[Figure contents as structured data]
___
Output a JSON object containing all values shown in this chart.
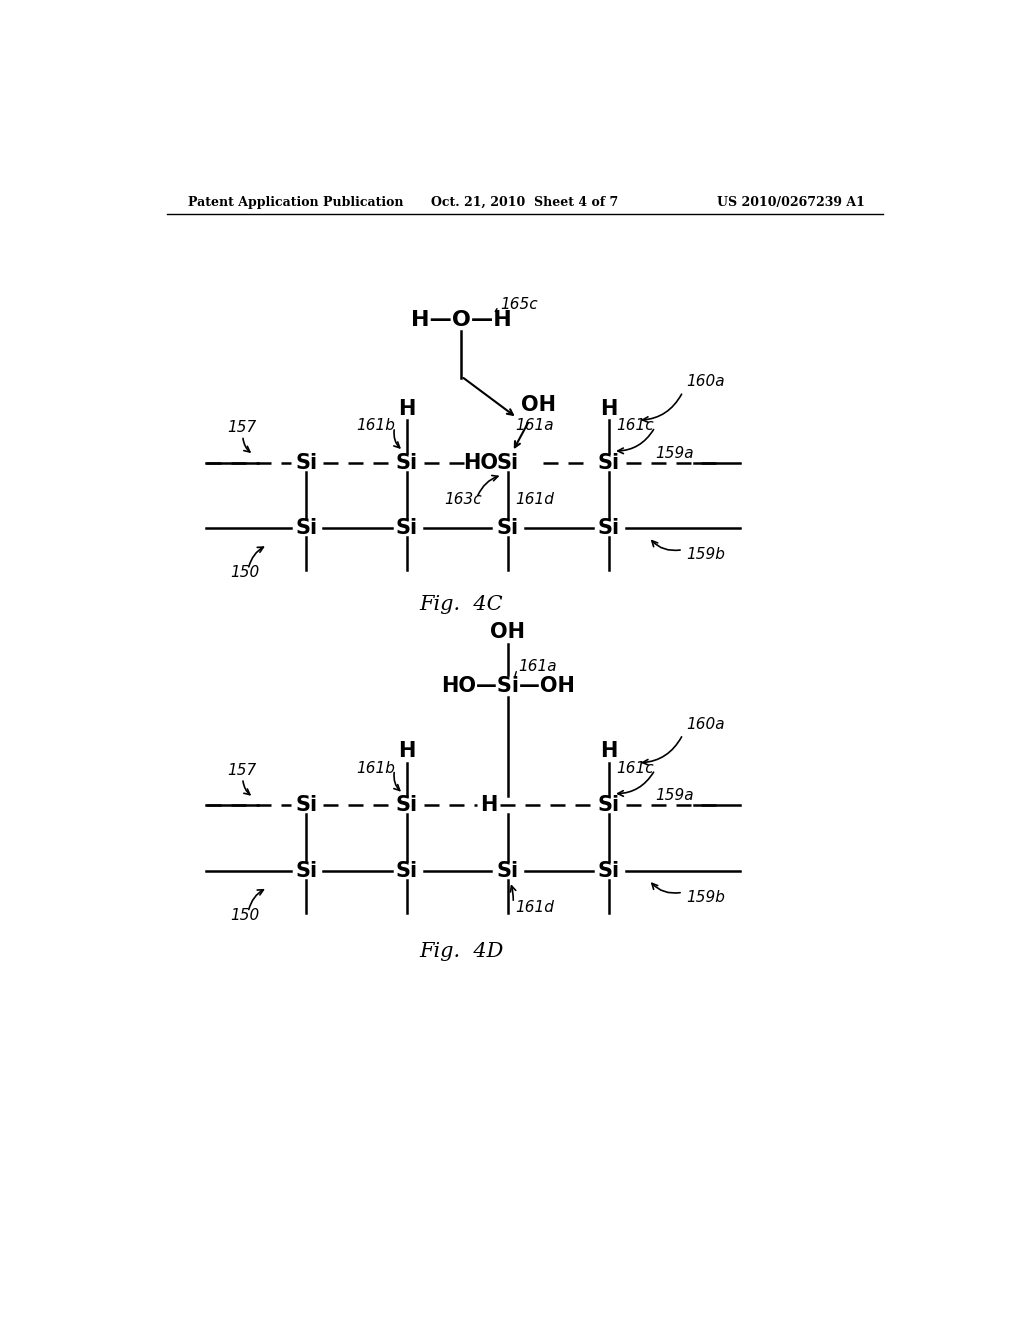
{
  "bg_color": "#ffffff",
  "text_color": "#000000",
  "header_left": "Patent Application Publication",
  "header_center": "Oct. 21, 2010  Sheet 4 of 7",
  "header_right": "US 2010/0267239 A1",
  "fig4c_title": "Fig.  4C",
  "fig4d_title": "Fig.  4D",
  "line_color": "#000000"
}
___
Retype the listing exactly. Pictures do not belong in the copy.

Output a JSON object containing all values shown in this chart.
{
  "bg_color": "#ffffff",
  "text_color": "#000000",
  "header_left": "Patent Application Publication",
  "header_center": "Oct. 21, 2010  Sheet 4 of 7",
  "header_right": "US 2010/0267239 A1",
  "fig4c_title": "Fig.  4C",
  "fig4d_title": "Fig.  4D",
  "line_color": "#000000"
}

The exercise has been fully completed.